Inference of Mixture of LogNormals

Hi

I am trying to build a model of LogNormal mixtures.
Here is the code:

K = 2
def betabin_mixture_lognormal_model_1group(total_obs: int, non_zero_obs: int, non_zero_data: jnp.ndarray):
    sample_var = jnp.log(non_zero_data).var()
    
    theta = numpyro.sample('theta_prior', dist.Beta(1,1))
    numpyro.sample('zero_prop_obs', dist.Binomial(total_count=total_obs, probs=theta), obs=non_zero_obs)
    comp_weights = numpyro.sample('components_weights', dist.Dirichlet(jnp.ones(K)))
    assignment = dist.Categorical(probs=comp_weights)
    
    with numpyro.plate('components', K):
        mu = numpyro.sample('mu_hyperprior', dist.Normal(loc=jnp.log(non_zero_data).mean(), scale=sample_var))
        sigma = numpyro.sample('sigma_hyperprior', dist.HalfNormal(scale=sample_var))
    
    with numpyro.plate("data", len(non_zero_data)):
        numpyro.sample(f"non_zero_data_obs", dist.MixtureSameFamily(assignment, dist.LogNormal(loc=mu, scale=sigma)), obs=non_zero_data)

Extracted entries:
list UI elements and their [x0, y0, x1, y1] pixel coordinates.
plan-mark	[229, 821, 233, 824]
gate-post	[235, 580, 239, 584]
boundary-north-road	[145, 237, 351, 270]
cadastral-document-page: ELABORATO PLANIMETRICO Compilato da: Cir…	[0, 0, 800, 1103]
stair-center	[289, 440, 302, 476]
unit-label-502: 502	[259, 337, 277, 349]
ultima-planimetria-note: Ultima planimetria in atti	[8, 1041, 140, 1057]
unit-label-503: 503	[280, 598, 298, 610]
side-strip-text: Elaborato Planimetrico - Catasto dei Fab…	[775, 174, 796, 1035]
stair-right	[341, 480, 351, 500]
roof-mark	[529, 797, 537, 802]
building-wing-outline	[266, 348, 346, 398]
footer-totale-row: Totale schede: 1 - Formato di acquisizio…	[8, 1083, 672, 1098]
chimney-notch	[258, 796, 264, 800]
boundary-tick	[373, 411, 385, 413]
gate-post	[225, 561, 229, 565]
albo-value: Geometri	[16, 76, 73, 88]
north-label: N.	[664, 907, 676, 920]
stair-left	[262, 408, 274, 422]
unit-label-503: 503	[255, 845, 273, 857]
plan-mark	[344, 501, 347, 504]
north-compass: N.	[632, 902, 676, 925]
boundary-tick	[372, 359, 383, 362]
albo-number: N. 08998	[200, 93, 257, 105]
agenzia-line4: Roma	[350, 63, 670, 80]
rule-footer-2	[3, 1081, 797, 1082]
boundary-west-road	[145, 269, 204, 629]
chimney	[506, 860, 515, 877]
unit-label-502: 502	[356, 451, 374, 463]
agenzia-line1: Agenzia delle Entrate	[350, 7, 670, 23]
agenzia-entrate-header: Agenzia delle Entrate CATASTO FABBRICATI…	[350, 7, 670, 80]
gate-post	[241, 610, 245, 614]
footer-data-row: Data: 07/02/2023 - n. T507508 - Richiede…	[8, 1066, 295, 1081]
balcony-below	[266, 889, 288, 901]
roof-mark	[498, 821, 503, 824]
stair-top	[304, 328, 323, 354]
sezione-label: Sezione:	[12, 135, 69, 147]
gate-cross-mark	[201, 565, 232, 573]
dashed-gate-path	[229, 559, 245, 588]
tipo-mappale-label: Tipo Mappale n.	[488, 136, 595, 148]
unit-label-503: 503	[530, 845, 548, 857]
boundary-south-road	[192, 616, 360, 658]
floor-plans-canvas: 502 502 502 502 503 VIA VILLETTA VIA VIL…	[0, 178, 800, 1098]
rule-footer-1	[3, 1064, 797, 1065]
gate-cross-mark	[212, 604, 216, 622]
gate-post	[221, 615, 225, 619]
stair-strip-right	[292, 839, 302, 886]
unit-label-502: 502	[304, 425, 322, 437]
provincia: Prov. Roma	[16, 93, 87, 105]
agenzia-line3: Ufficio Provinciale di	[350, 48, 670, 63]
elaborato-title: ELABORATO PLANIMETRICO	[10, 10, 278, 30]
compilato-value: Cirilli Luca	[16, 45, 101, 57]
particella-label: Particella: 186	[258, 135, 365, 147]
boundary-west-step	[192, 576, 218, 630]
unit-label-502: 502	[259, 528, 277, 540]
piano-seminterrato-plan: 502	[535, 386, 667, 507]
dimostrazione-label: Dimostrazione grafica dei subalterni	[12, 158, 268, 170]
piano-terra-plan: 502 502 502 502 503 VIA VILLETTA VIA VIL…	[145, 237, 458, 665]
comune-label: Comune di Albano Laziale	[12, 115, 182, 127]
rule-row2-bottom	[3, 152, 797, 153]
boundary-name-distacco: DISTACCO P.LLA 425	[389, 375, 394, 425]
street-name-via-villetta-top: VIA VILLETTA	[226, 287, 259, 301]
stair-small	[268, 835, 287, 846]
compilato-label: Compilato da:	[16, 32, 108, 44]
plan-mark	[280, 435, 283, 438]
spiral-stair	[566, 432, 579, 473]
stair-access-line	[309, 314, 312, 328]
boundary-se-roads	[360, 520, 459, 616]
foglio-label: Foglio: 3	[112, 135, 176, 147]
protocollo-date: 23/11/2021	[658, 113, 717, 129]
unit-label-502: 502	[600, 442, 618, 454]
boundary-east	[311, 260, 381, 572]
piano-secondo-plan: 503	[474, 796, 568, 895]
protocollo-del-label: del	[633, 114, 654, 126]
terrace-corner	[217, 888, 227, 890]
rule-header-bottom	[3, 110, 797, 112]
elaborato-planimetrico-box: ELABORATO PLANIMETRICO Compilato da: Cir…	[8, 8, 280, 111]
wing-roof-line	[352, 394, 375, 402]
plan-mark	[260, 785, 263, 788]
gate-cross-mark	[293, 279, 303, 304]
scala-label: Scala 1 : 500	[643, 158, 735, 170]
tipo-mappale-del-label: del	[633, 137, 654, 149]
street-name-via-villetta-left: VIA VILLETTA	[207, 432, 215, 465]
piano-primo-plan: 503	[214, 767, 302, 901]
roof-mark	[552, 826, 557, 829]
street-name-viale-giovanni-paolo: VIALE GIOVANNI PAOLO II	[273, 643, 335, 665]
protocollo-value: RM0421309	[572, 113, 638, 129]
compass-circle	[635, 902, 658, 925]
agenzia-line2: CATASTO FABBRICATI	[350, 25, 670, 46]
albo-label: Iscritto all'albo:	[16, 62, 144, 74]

Work request: Pick up the post about inferring a mixture of LogNormals and continue it from the end of its code.

Output of the exercise:
The inference works, but:

  • It is very slow. For 2 components, 6k data points, 3 chains and 5000 samples it takes more than a minute
  • n_eff is very low. Rarely >1000.

I am fairly new to Mixture models and might now some tricks to make inference more performant.

Do you use parallel enumeration? Have you check the tutorial on enumeration with discrete variables? One other way to increase it is to avoid Dirichlet and use its approximation. Check the ProdLDA tutorial. You can approximate the Dirichlet distribution with a logistic-normal distribution (more precisely, this is softmax-normal distribution).